Directions for this task =
Leave out the pictures and copy every record exactly.

Working data =
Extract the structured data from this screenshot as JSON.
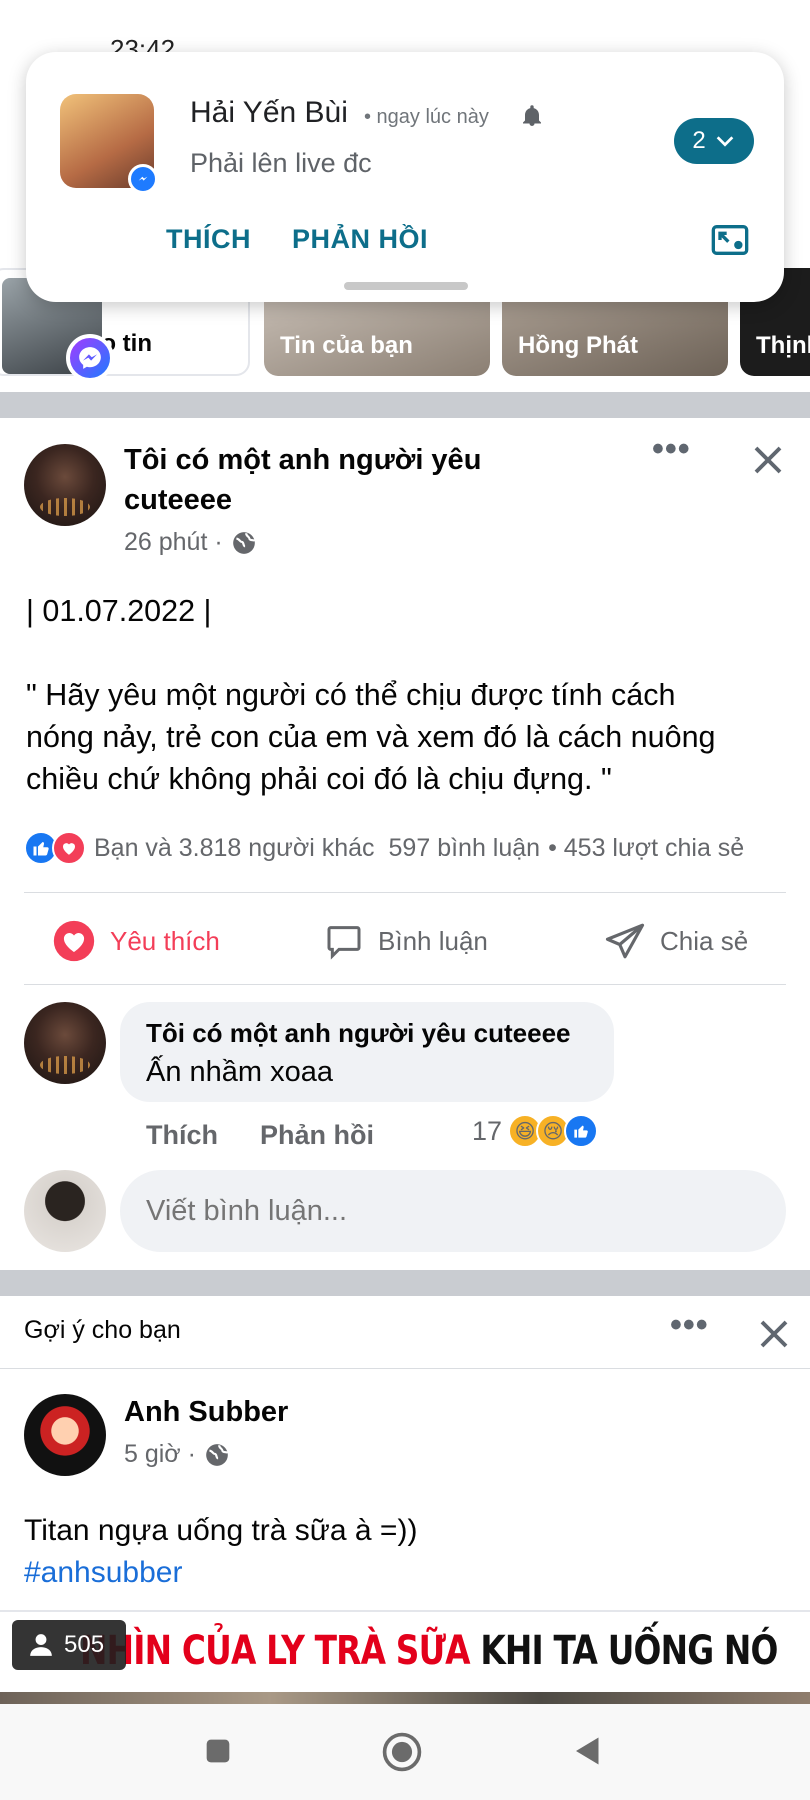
{
  "status_bar": {
    "time": "23:42"
  },
  "notification": {
    "sender": "Hải Yến Bùi",
    "time": "• ngay lúc này",
    "message": "Phải lên live đc",
    "count": "2",
    "actions": [
      "THÍCH",
      "PHẢN HỒI"
    ],
    "icons": [
      "messenger-icon",
      "bell-icon",
      "chevron-down-icon",
      "picture-in-picture-icon"
    ],
    "accent": "#0d6e8a"
  },
  "stories": [
    {
      "label": "ạo tin"
    },
    {
      "label": "Tin của bạn"
    },
    {
      "label": "Hồng Phát"
    },
    {
      "label": "Thịnh"
    }
  ],
  "post": {
    "author": "Tôi có một anh người yêu cuteeee",
    "time": "26 phút ·",
    "date_line": "| 01.07.2022 |",
    "quote_lines": [
      "\" Hãy yêu một người có thể chịu được tính cách",
      "nóng nảy, trẻ con của em và xem đó là cách nuông",
      "chiều chứ không phải coi đó là chịu đựng. \""
    ],
    "reactions_text": "Bạn và 3.818 người khác",
    "comments_count": "597 bình luận",
    "shares_count": "• 453 lượt chia sẻ",
    "actions": {
      "love": "Yêu thích",
      "comment": "Bình luận",
      "share": "Chia sẻ"
    },
    "love_color": "#f33e58"
  },
  "comment": {
    "author": "Tôi có một anh người yêu cuteeee",
    "text": "Ấn nhầm xoaa",
    "like": "Thích",
    "reply": "Phản hồi",
    "reaction_count": "17"
  },
  "write_comment_placeholder": "Viết bình luận...",
  "suggested": {
    "label": "Gợi ý cho bạn",
    "author": "Anh Subber",
    "time": "5 giờ ·",
    "text": "Titan ngựa uống trà sữa à =))",
    "hashtag": "#anhsubber",
    "banner_red_1": "NHÌN CỦA LY TRÀ SỮA",
    "banner_black": " KHI TA UỐNG NÓ",
    "viewers": "505"
  },
  "colors": {
    "fb_blue": "#1877f2",
    "divider": "#c9ccd1",
    "bubble": "#f0f2f5"
  }
}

Result for this exercise =
Extract the structured data from this screenshot as JSON.
{
  "status_bar": {
    "time": "23:42"
  },
  "notification": {
    "sender": "Hải Yến Bùi",
    "time": "• ngay lúc này",
    "message": "Phải lên live đc",
    "count": "2",
    "actions": [
      "THÍCH",
      "PHẢN HỒI"
    ],
    "icons": [
      "messenger-icon",
      "bell-icon",
      "chevron-down-icon",
      "picture-in-picture-icon"
    ],
    "accent": "#0d6e8a"
  },
  "stories": [
    {
      "label": "ạo tin"
    },
    {
      "label": "Tin của bạn"
    },
    {
      "label": "Hồng Phát"
    },
    {
      "label": "Thịnh"
    }
  ],
  "post": {
    "author": "Tôi có một anh người yêu cuteeee",
    "time": "26 phút ·",
    "date_line": "| 01.07.2022 |",
    "quote_lines": [
      "\" Hãy yêu một người có thể chịu được tính cách",
      "nóng nảy, trẻ con của em và xem đó là cách nuông",
      "chiều chứ không phải coi đó là chịu đựng. \""
    ],
    "reactions_text": "Bạn và 3.818 người khác",
    "comments_count": "597 bình luận",
    "shares_count": "• 453 lượt chia sẻ",
    "actions": {
      "love": "Yêu thích",
      "comment": "Bình luận",
      "share": "Chia sẻ"
    },
    "love_color": "#f33e58"
  },
  "comment": {
    "author": "Tôi có một anh người yêu cuteeee",
    "text": "Ấn nhầm xoaa",
    "like": "Thích",
    "reply": "Phản hồi",
    "reaction_count": "17"
  },
  "write_comment_placeholder": "Viết bình luận...",
  "suggested": {
    "label": "Gợi ý cho bạn",
    "author": "Anh Subber",
    "time": "5 giờ ·",
    "text": "Titan ngựa uống trà sữa à =))",
    "hashtag": "#anhsubber",
    "banner_red_1": "NHÌN CỦA LY TRÀ SỮA",
    "banner_black": " KHI TA UỐNG NÓ",
    "viewers": "505"
  },
  "colors": {
    "fb_blue": "#1877f2",
    "divider": "#c9ccd1",
    "bubble": "#f0f2f5"
  }
}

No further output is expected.